Extracted records
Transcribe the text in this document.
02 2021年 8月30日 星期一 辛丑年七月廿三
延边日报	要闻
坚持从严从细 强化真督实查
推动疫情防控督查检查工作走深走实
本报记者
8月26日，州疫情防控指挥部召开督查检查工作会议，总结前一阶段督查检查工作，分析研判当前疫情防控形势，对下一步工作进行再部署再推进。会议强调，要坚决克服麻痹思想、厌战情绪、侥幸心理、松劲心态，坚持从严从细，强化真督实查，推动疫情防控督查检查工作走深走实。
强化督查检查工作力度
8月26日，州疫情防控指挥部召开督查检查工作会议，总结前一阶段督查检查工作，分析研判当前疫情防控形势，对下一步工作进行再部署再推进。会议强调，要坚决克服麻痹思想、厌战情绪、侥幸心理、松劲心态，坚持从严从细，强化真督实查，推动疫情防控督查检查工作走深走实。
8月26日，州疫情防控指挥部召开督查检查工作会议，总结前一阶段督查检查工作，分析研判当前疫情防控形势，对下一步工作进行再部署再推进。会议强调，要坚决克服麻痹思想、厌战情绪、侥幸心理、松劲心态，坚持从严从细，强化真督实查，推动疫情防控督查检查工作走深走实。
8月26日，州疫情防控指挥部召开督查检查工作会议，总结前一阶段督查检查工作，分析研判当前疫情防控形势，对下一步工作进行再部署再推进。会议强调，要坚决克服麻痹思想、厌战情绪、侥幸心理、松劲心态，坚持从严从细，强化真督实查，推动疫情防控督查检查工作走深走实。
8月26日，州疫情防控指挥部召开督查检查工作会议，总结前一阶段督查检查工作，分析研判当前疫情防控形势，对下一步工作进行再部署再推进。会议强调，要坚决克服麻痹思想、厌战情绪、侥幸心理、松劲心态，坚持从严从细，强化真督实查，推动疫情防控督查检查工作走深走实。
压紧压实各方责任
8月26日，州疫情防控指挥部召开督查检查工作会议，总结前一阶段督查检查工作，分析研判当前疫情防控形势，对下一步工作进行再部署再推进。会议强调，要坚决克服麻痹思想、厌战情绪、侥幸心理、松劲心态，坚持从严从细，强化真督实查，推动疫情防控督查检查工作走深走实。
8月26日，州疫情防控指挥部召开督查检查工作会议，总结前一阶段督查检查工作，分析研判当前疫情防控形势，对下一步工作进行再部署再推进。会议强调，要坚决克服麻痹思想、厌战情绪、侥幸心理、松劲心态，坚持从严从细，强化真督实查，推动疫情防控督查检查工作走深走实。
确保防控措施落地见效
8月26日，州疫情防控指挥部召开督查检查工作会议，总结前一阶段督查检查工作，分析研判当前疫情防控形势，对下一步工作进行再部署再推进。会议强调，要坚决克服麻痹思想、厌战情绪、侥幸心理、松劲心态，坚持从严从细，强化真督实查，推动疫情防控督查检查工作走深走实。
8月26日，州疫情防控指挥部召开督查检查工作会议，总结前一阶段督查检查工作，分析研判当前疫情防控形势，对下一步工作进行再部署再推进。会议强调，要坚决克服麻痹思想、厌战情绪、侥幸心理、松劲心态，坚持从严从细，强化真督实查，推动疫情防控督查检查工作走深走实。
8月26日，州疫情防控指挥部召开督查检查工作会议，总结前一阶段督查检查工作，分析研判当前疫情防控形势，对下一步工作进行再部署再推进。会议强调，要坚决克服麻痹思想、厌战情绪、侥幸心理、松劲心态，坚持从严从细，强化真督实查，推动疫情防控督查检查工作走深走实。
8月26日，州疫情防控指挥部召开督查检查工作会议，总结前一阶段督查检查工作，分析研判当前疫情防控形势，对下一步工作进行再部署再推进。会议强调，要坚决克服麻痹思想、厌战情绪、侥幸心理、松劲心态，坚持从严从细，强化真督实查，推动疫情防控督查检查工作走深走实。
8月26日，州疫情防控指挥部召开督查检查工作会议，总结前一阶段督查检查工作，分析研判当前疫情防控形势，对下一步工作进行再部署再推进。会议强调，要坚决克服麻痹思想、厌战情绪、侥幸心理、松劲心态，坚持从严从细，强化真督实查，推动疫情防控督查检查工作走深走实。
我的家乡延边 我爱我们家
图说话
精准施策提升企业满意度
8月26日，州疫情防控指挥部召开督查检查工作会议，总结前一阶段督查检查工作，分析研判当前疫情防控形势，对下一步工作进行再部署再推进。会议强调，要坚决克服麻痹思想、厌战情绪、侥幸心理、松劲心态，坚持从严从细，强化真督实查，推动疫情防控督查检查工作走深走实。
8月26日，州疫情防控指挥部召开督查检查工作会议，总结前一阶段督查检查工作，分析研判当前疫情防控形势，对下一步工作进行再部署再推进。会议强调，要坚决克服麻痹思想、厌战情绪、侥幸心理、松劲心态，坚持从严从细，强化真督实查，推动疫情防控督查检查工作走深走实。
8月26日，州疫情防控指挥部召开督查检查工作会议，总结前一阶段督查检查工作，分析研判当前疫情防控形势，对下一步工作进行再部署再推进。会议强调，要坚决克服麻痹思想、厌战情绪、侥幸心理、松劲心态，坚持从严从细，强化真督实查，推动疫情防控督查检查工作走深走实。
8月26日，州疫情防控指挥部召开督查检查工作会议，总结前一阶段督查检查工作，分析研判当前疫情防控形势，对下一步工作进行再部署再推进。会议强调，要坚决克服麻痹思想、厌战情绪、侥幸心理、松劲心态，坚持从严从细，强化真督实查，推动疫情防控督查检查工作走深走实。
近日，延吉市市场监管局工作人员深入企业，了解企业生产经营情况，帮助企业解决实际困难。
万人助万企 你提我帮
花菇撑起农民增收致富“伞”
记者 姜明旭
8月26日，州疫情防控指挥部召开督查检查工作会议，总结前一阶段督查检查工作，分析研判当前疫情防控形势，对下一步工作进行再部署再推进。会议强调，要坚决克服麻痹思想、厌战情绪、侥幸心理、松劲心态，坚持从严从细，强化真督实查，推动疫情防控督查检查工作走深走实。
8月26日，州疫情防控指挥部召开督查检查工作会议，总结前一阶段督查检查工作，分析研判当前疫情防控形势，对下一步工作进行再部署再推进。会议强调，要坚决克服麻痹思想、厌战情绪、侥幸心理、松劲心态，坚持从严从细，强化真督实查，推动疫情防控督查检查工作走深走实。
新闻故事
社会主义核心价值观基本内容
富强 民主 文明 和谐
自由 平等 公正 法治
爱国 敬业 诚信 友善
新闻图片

§ Task brief: Each of the records should be retyped exactly.

§ Result:
Transcribe the text in this document.
02 2021年 8月30日 星期一 辛丑年七月廿三
延边日报	要闻
坚持从严从细 强化真督实查
推动疫情防控督查检查工作走深走实
本报记者
8月26日，州疫情防控指挥部召开督查检查工作会议，总结前一阶段督查检查工作，分析研判当前疫情防控形势，对下一步工作进行再部署再推进。会议强调，要坚决克服麻痹思想、厌战情绪、侥幸心理、松劲心态，坚持从严从细，强化真督实查，推动疫情防控督查检查工作走深走实。
强化督查检查工作力度
8月26日，州疫情防控指挥部召开督查检查工作会议，总结前一阶段督查检查工作，分析研判当前疫情防控形势，对下一步工作进行再部署再推进。会议强调，要坚决克服麻痹思想、厌战情绪、侥幸心理、松劲心态，坚持从严从细，强化真督实查，推动疫情防控督查检查工作走深走实。
8月26日，州疫情防控指挥部召开督查检查工作会议，总结前一阶段督查检查工作，分析研判当前疫情防控形势，对下一步工作进行再部署再推进。会议强调，要坚决克服麻痹思想、厌战情绪、侥幸心理、松劲心态，坚持从严从细，强化真督实查，推动疫情防控督查检查工作走深走实。
8月26日，州疫情防控指挥部召开督查检查工作会议，总结前一阶段督查检查工作，分析研判当前疫情防控形势，对下一步工作进行再部署再推进。会议强调，要坚决克服麻痹思想、厌战情绪、侥幸心理、松劲心态，坚持从严从细，强化真督实查，推动疫情防控督查检查工作走深走实。
8月26日，州疫情防控指挥部召开督查检查工作会议，总结前一阶段督查检查工作，分析研判当前疫情防控形势，对下一步工作进行再部署再推进。会议强调，要坚决克服麻痹思想、厌战情绪、侥幸心理、松劲心态，坚持从严从细，强化真督实查，推动疫情防控督查检查工作走深走实。
压紧压实各方责任
8月26日，州疫情防控指挥部召开督查检查工作会议，总结前一阶段督查检查工作，分析研判当前疫情防控形势，对下一步工作进行再部署再推进。会议强调，要坚决克服麻痹思想、厌战情绪、侥幸心理、松劲心态，坚持从严从细，强化真督实查，推动疫情防控督查检查工作走深走实。
8月26日，州疫情防控指挥部召开督查检查工作会议，总结前一阶段督查检查工作，分析研判当前疫情防控形势，对下一步工作进行再部署再推进。会议强调，要坚决克服麻痹思想、厌战情绪、侥幸心理、松劲心态，坚持从严从细，强化真督实查，推动疫情防控督查检查工作走深走实。
确保防控措施落地见效
8月26日，州疫情防控指挥部召开督查检查工作会议，总结前一阶段督查检查工作，分析研判当前疫情防控形势，对下一步工作进行再部署再推进。会议强调，要坚决克服麻痹思想、厌战情绪、侥幸心理、松劲心态，坚持从严从细，强化真督实查，推动疫情防控督查检查工作走深走实。
8月26日，州疫情防控指挥部召开督查检查工作会议，总结前一阶段督查检查工作，分析研判当前疫情防控形势，对下一步工作进行再部署再推进。会议强调，要坚决克服麻痹思想、厌战情绪、侥幸心理、松劲心态，坚持从严从细，强化真督实查，推动疫情防控督查检查工作走深走实。
8月26日，州疫情防控指挥部召开督查检查工作会议，总结前一阶段督查检查工作，分析研判当前疫情防控形势，对下一步工作进行再部署再推进。会议强调，要坚决克服麻痹思想、厌战情绪、侥幸心理、松劲心态，坚持从严从细，强化真督实查，推动疫情防控督查检查工作走深走实。
8月26日，州疫情防控指挥部召开督查检查工作会议，总结前一阶段督查检查工作，分析研判当前疫情防控形势，对下一步工作进行再部署再推进。会议强调，要坚决克服麻痹思想、厌战情绪、侥幸心理、松劲心态，坚持从严从细，强化真督实查，推动疫情防控督查检查工作走深走实。
8月26日，州疫情防控指挥部召开督查检查工作会议，总结前一阶段督查检查工作，分析研判当前疫情防控形势，对下一步工作进行再部署再推进。会议强调，要坚决克服麻痹思想、厌战情绪、侥幸心理、松劲心态，坚持从严从细，强化真督实查，推动疫情防控督查检查工作走深走实。
我的家乡延边 我爱我们家
图说话
精准施策提升企业满意度
8月26日，州疫情防控指挥部召开督查检查工作会议，总结前一阶段督查检查工作，分析研判当前疫情防控形势，对下一步工作进行再部署再推进。会议强调，要坚决克服麻痹思想、厌战情绪、侥幸心理、松劲心态，坚持从严从细，强化真督实查，推动疫情防控督查检查工作走深走实。
8月26日，州疫情防控指挥部召开督查检查工作会议，总结前一阶段督查检查工作，分析研判当前疫情防控形势，对下一步工作进行再部署再推进。会议强调，要坚决克服麻痹思想、厌战情绪、侥幸心理、松劲心态，坚持从严从细，强化真督实查，推动疫情防控督查检查工作走深走实。
8月26日，州疫情防控指挥部召开督查检查工作会议，总结前一阶段督查检查工作，分析研判当前疫情防控形势，对下一步工作进行再部署再推进。会议强调，要坚决克服麻痹思想、厌战情绪、侥幸心理、松劲心态，坚持从严从细，强化真督实查，推动疫情防控督查检查工作走深走实。
8月26日，州疫情防控指挥部召开督查检查工作会议，总结前一阶段督查检查工作，分析研判当前疫情防控形势，对下一步工作进行再部署再推进。会议强调，要坚决克服麻痹思想、厌战情绪、侥幸心理、松劲心态，坚持从严从细，强化真督实查，推动疫情防控督查检查工作走深走实。
近日，延吉市市场监管局工作人员深入企业，了解企业生产经营情况，帮助企业解决实际困难。
万人助万企 你提我帮
花菇撑起农民增收致富“伞”
记者 姜明旭
8月26日，州疫情防控指挥部召开督查检查工作会议，总结前一阶段督查检查工作，分析研判当前疫情防控形势，对下一步工作进行再部署再推进。会议强调，要坚决克服麻痹思想、厌战情绪、侥幸心理、松劲心态，坚持从严从细，强化真督实查，推动疫情防控督查检查工作走深走实。
8月26日，州疫情防控指挥部召开督查检查工作会议，总结前一阶段督查检查工作，分析研判当前疫情防控形势，对下一步工作进行再部署再推进。会议强调，要坚决克服麻痹思想、厌战情绪、侥幸心理、松劲心态，坚持从严从细，强化真督实查，推动疫情防控督查检查工作走深走实。
新闻故事
社会主义核心价值观基本内容
富强 民主 文明 和谐
自由 平等 公正 法治
爱国 敬业 诚信 友善
新闻图片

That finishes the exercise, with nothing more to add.